## [WHAT IS REQUIRED]
Pictures stay out of the copy; restate everything else in the material exactly.

## [TASK MATERIAL]

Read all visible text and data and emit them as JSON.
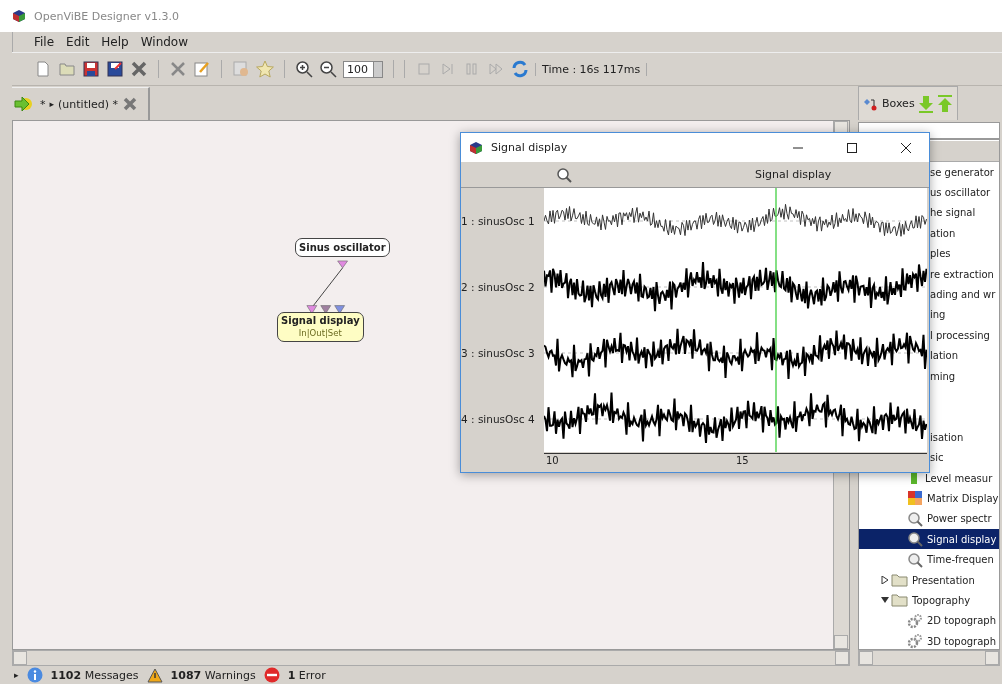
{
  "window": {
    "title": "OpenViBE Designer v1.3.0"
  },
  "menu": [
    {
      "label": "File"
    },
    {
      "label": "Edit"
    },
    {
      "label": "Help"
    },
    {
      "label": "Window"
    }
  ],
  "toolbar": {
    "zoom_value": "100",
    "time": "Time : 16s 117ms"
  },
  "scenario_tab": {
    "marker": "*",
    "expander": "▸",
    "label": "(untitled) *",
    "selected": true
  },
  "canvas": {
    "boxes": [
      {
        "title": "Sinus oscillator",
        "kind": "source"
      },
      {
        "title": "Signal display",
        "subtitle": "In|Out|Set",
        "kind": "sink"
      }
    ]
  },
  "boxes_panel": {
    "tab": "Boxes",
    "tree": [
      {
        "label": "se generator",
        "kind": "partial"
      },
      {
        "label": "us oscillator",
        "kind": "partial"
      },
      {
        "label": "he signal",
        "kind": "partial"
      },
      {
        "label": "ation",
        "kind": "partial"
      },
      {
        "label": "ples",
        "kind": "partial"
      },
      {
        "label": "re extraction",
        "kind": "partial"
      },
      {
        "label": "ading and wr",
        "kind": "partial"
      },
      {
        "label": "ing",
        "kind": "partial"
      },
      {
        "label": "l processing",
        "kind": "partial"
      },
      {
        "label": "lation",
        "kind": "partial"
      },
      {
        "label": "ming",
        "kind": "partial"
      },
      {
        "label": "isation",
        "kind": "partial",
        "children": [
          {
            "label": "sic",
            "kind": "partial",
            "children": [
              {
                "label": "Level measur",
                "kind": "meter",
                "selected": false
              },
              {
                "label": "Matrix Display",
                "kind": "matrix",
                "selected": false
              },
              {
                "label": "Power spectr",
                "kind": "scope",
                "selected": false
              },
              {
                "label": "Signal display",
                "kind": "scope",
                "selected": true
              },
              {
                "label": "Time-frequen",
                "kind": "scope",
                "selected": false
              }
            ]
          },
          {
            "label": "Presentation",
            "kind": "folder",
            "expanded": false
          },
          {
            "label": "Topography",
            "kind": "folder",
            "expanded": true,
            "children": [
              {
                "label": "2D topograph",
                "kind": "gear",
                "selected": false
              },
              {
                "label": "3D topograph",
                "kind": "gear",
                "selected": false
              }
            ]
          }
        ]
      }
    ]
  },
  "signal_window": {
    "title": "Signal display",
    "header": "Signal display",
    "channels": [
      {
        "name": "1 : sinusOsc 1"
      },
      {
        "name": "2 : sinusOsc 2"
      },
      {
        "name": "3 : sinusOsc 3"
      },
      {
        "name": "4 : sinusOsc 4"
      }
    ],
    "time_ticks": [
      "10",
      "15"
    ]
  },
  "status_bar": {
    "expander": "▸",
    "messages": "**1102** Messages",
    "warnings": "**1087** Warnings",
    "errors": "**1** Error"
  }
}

## [TASK ANSWER]
Read all visible text and data and emit them as JSON.
{
  "window": {
    "title": "OpenViBE Designer v1.3.0"
  },
  "menu": [
    {
      "label": "File"
    },
    {
      "label": "Edit"
    },
    {
      "label": "Help"
    },
    {
      "label": "Window"
    }
  ],
  "toolbar": {
    "zoom_value": "100",
    "time": "Time : 16s 117ms"
  },
  "scenario_tab": {
    "marker": "*",
    "expander": "▸",
    "label": "(untitled) *",
    "selected": true
  },
  "canvas": {
    "boxes": [
      {
        "title": "Sinus oscillator",
        "kind": "source"
      },
      {
        "title": "Signal display",
        "subtitle": "In|Out|Set",
        "kind": "sink"
      }
    ]
  },
  "boxes_panel": {
    "tab": "Boxes",
    "tree": [
      {
        "label": "se generator",
        "kind": "partial"
      },
      {
        "label": "us oscillator",
        "kind": "partial"
      },
      {
        "label": "he signal",
        "kind": "partial"
      },
      {
        "label": "ation",
        "kind": "partial"
      },
      {
        "label": "ples",
        "kind": "partial"
      },
      {
        "label": "re extraction",
        "kind": "partial"
      },
      {
        "label": "ading and wr",
        "kind": "partial"
      },
      {
        "label": "ing",
        "kind": "partial"
      },
      {
        "label": "l processing",
        "kind": "partial"
      },
      {
        "label": "lation",
        "kind": "partial"
      },
      {
        "label": "ming",
        "kind": "partial"
      },
      {
        "label": "isation",
        "kind": "partial",
        "children": [
          {
            "label": "sic",
            "kind": "partial",
            "children": [
              {
                "label": "Level measur",
                "kind": "meter",
                "selected": false
              },
              {
                "label": "Matrix Display",
                "kind": "matrix",
                "selected": false
              },
              {
                "label": "Power spectr",
                "kind": "scope",
                "selected": false
              },
              {
                "label": "Signal display",
                "kind": "scope",
                "selected": true
              },
              {
                "label": "Time-frequen",
                "kind": "scope",
                "selected": false
              }
            ]
          },
          {
            "label": "Presentation",
            "kind": "folder",
            "expanded": false
          },
          {
            "label": "Topography",
            "kind": "folder",
            "expanded": true,
            "children": [
              {
                "label": "2D topograph",
                "kind": "gear",
                "selected": false
              },
              {
                "label": "3D topograph",
                "kind": "gear",
                "selected": false
              }
            ]
          }
        ]
      }
    ]
  },
  "signal_window": {
    "title": "Signal display",
    "header": "Signal display",
    "channels": [
      {
        "name": "1 : sinusOsc 1"
      },
      {
        "name": "2 : sinusOsc 2"
      },
      {
        "name": "3 : sinusOsc 3"
      },
      {
        "name": "4 : sinusOsc 4"
      }
    ],
    "time_ticks": [
      "10",
      "15"
    ]
  },
  "status_bar": {
    "expander": "▸",
    "messages": "**1102** Messages",
    "warnings": "**1087** Warnings",
    "errors": "**1** Error"
  }
}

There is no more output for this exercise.